[Begin PROVIDED RECORDS]

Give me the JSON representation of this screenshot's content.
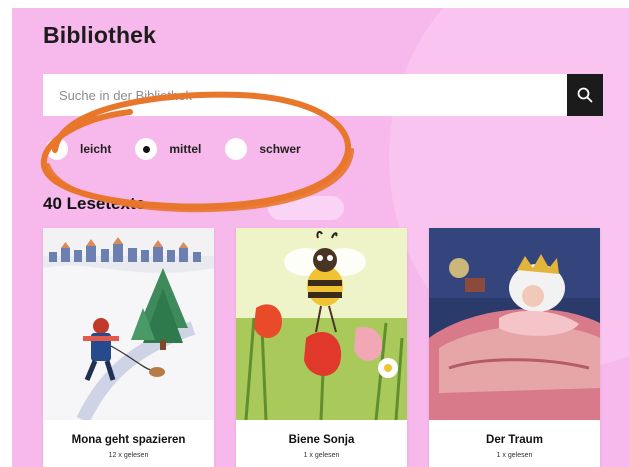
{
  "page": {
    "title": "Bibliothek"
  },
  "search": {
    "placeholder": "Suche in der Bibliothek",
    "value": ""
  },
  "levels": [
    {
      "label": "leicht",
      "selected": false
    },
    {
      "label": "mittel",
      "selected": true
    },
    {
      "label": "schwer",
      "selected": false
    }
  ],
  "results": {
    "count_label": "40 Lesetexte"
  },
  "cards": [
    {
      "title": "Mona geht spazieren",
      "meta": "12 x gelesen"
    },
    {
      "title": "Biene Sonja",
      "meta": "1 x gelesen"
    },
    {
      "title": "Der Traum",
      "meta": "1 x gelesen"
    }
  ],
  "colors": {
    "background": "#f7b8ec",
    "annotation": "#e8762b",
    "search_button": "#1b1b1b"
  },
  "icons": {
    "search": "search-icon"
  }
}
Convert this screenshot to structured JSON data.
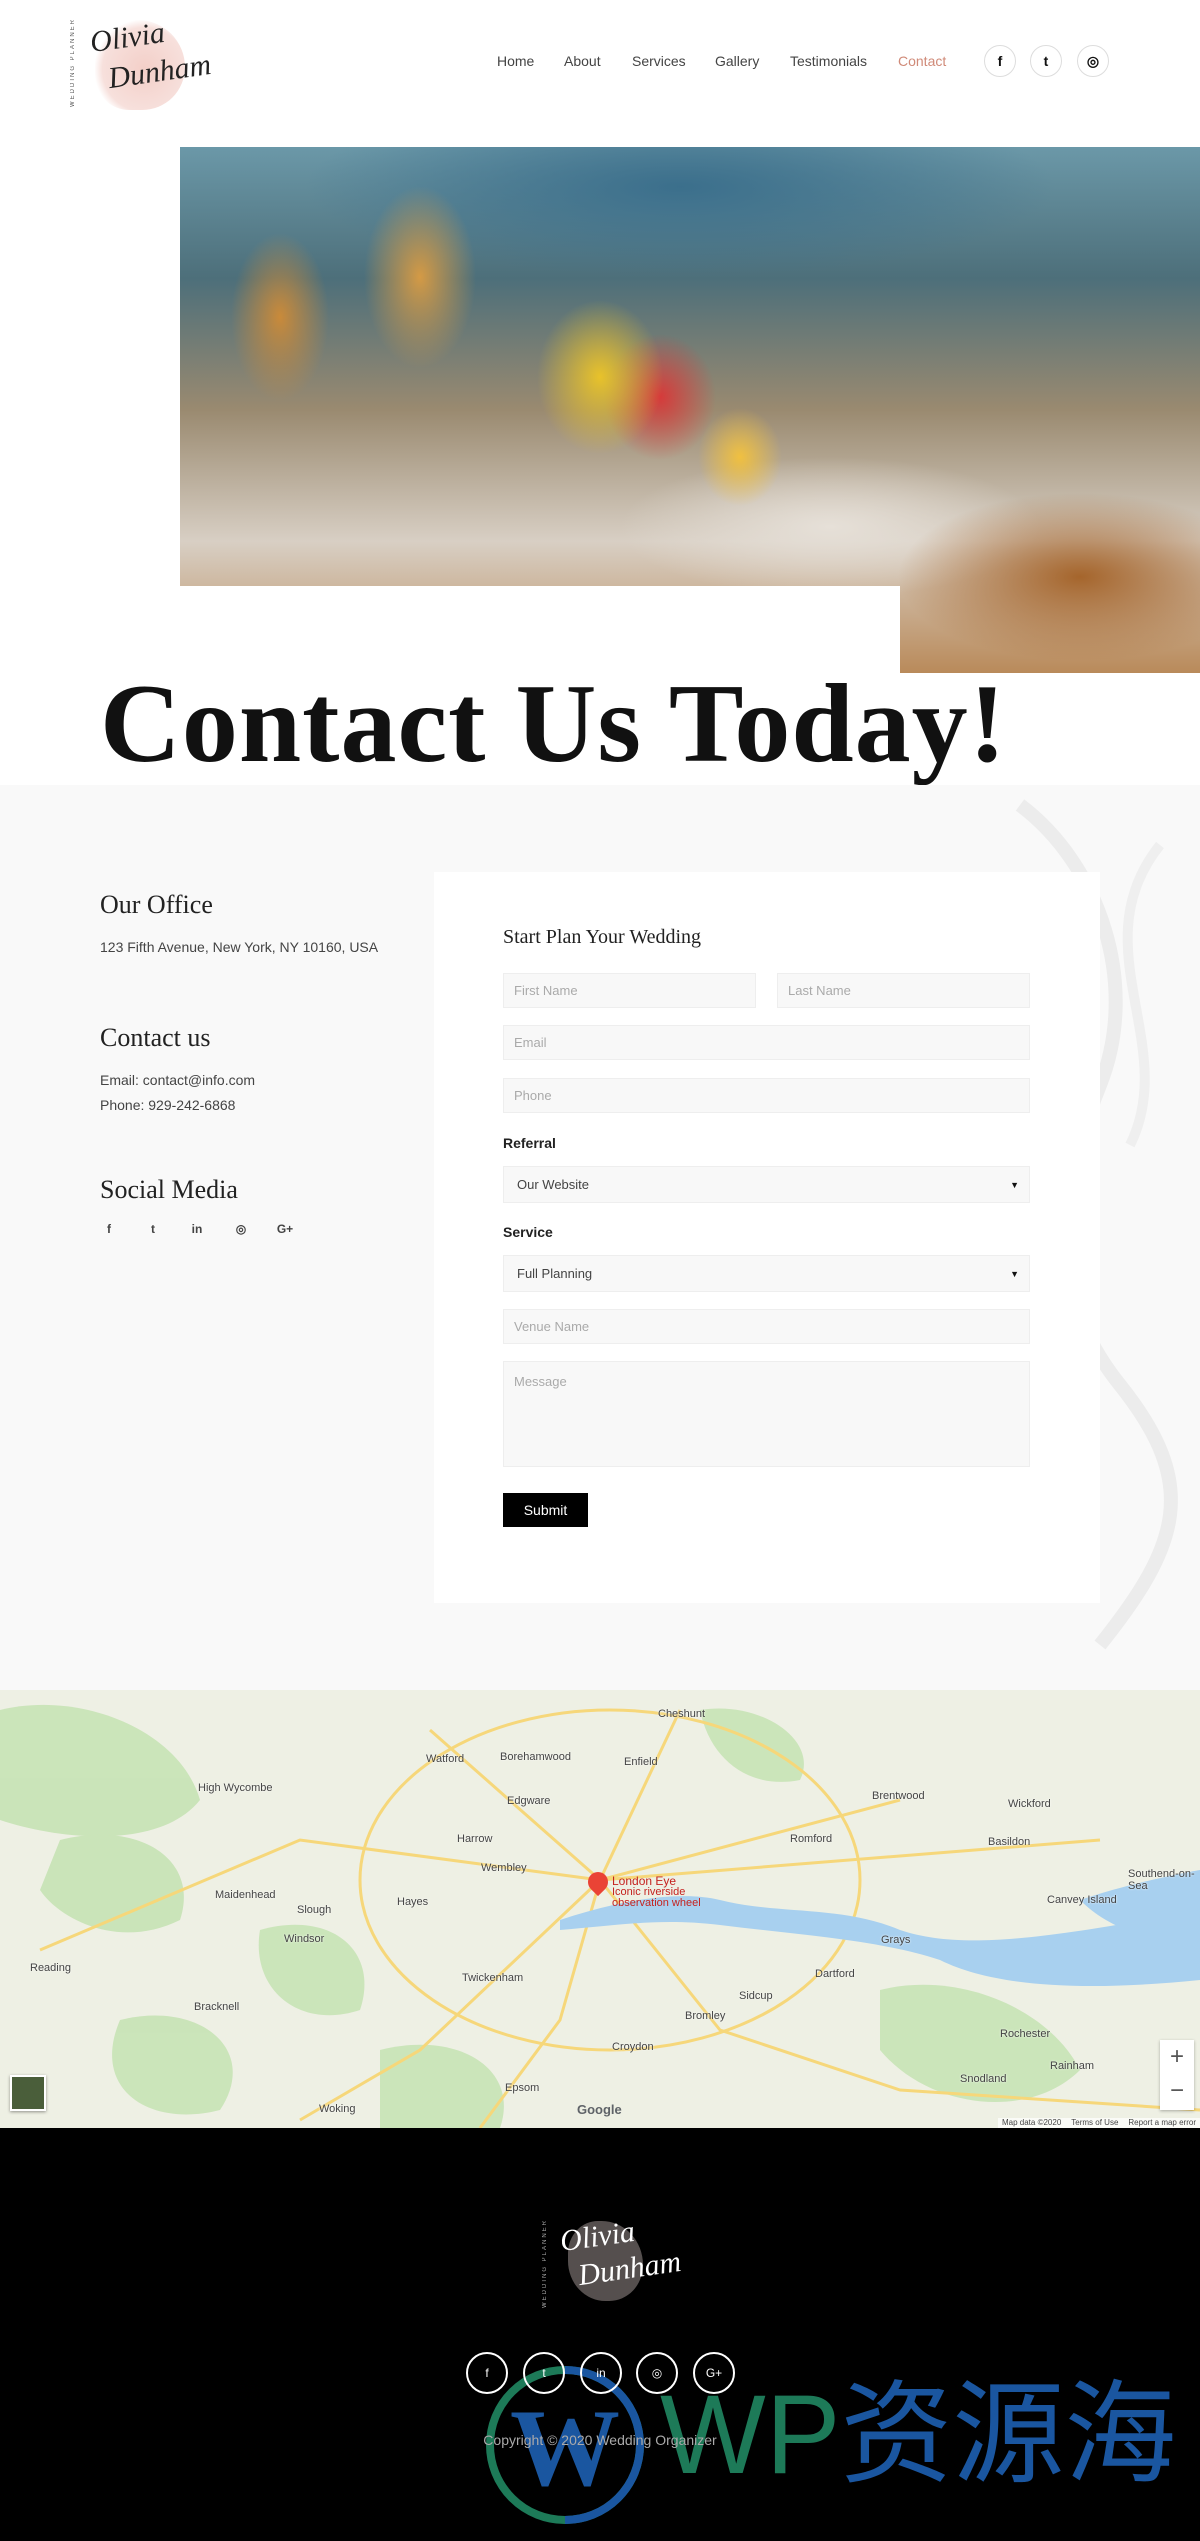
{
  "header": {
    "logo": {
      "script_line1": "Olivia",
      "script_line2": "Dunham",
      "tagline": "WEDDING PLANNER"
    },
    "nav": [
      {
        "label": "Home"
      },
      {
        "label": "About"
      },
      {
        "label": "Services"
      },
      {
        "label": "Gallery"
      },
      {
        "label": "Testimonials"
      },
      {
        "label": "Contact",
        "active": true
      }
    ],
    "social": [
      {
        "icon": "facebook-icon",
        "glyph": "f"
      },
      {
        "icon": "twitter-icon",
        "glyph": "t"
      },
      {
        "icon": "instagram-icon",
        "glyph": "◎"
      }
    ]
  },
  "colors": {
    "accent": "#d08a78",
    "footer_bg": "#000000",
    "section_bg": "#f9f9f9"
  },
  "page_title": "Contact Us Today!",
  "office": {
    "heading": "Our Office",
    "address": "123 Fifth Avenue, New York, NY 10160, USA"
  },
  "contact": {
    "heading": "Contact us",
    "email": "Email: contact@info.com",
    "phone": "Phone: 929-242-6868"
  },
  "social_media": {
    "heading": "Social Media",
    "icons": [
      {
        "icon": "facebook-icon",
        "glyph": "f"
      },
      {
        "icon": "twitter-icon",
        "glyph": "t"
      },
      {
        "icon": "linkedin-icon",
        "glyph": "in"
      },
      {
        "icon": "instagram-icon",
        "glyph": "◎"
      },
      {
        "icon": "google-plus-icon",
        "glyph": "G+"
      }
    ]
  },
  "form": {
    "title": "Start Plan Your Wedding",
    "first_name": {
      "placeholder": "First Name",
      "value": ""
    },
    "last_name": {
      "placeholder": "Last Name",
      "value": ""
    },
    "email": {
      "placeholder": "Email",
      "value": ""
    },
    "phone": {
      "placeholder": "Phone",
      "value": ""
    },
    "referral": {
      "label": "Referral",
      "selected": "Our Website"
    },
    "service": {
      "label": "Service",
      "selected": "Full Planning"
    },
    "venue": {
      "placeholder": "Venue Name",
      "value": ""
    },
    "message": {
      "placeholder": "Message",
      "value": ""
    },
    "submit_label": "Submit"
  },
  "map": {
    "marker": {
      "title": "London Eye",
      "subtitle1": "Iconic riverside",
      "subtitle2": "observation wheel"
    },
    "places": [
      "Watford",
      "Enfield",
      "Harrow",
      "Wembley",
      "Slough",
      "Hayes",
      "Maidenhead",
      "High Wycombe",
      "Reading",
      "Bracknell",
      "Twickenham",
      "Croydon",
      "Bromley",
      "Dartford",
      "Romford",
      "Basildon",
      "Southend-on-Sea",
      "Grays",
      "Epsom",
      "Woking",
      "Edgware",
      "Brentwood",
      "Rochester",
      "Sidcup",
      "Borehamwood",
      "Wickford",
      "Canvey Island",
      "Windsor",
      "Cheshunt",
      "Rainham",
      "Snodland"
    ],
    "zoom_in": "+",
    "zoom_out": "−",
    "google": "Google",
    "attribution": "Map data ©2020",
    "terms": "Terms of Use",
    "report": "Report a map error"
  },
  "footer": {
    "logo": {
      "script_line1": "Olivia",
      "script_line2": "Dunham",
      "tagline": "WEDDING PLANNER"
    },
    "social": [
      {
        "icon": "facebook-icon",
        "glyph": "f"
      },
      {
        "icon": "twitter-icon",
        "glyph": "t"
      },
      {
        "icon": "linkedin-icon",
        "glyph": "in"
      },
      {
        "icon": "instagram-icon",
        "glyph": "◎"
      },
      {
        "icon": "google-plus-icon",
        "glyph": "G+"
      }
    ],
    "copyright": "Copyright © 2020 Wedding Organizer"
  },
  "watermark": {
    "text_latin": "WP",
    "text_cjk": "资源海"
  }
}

[End PROVIDED RECORDS]
[Begin PROVIDED RECORDS]

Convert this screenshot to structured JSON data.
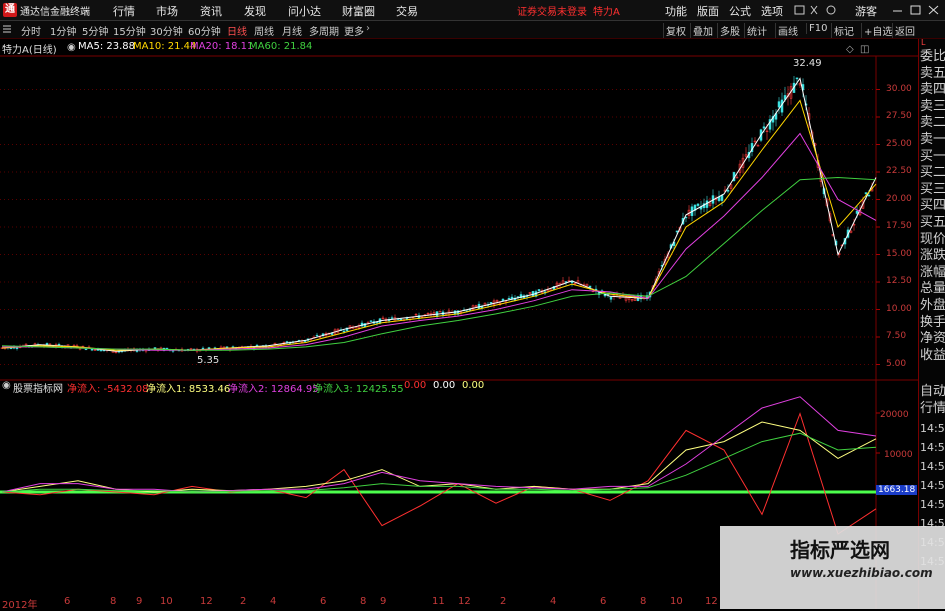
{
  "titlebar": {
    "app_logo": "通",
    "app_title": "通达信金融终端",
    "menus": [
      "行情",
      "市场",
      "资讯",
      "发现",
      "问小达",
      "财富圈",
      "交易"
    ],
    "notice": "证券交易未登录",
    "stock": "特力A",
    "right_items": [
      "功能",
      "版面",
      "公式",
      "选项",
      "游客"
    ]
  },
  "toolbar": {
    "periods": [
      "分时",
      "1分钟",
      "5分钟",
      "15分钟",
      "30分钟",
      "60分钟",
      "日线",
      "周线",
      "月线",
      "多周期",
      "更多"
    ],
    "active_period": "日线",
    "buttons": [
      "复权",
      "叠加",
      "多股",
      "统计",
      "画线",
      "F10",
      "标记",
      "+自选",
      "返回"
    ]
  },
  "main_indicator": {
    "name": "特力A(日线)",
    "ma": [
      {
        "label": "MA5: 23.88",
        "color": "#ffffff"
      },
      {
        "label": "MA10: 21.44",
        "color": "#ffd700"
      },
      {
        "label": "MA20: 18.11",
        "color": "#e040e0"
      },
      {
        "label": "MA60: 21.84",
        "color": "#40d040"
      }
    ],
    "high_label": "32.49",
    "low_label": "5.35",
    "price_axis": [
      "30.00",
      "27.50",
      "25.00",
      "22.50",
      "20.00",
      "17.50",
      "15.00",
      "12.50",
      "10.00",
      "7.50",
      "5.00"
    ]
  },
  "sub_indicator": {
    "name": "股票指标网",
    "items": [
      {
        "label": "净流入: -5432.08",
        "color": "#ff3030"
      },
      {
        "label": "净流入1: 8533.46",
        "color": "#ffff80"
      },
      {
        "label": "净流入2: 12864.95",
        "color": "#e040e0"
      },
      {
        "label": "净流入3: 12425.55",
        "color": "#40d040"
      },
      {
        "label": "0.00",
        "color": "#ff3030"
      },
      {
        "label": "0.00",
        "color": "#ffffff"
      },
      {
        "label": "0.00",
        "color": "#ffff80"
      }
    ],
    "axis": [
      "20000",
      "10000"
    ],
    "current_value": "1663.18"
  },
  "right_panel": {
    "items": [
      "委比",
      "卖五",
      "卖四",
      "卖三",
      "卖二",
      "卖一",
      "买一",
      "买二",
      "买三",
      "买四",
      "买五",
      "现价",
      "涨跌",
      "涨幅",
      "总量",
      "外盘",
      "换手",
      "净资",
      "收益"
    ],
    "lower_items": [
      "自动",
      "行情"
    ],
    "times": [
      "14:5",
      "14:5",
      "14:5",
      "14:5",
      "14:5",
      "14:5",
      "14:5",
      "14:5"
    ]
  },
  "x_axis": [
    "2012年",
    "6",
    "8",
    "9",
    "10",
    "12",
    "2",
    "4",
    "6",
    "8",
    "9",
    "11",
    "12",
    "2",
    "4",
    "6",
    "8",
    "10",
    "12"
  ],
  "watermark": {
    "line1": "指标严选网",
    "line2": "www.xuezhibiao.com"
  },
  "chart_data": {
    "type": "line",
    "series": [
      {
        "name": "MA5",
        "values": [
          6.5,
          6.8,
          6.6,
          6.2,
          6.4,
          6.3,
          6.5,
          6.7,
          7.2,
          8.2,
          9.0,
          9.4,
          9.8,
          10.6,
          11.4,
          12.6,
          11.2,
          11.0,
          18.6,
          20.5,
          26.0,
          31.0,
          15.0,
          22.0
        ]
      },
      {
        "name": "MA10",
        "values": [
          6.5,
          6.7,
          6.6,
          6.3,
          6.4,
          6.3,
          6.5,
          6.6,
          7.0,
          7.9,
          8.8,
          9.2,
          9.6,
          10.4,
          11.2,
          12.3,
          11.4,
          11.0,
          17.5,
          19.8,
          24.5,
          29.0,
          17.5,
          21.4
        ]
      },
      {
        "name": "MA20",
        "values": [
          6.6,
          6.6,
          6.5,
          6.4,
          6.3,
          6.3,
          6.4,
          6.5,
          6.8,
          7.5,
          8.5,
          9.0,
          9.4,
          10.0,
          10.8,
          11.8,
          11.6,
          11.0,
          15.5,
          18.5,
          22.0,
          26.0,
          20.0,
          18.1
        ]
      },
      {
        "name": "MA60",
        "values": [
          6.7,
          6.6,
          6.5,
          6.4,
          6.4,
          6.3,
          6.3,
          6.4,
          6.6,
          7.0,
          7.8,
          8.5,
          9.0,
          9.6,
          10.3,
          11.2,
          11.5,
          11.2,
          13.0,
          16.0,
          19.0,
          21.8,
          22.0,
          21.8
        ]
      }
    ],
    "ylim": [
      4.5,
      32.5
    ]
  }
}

[End PROVIDED RECORDS]

_SHORT PROBLEM_
Scan the material above for the string "selected" and return the lines that hold it.

_SOLUTION TO THIS TASK_
      "selected": false
      "selected": true
      "selected": false
      "selected": "Our Website"
      "selected": "Full Planning"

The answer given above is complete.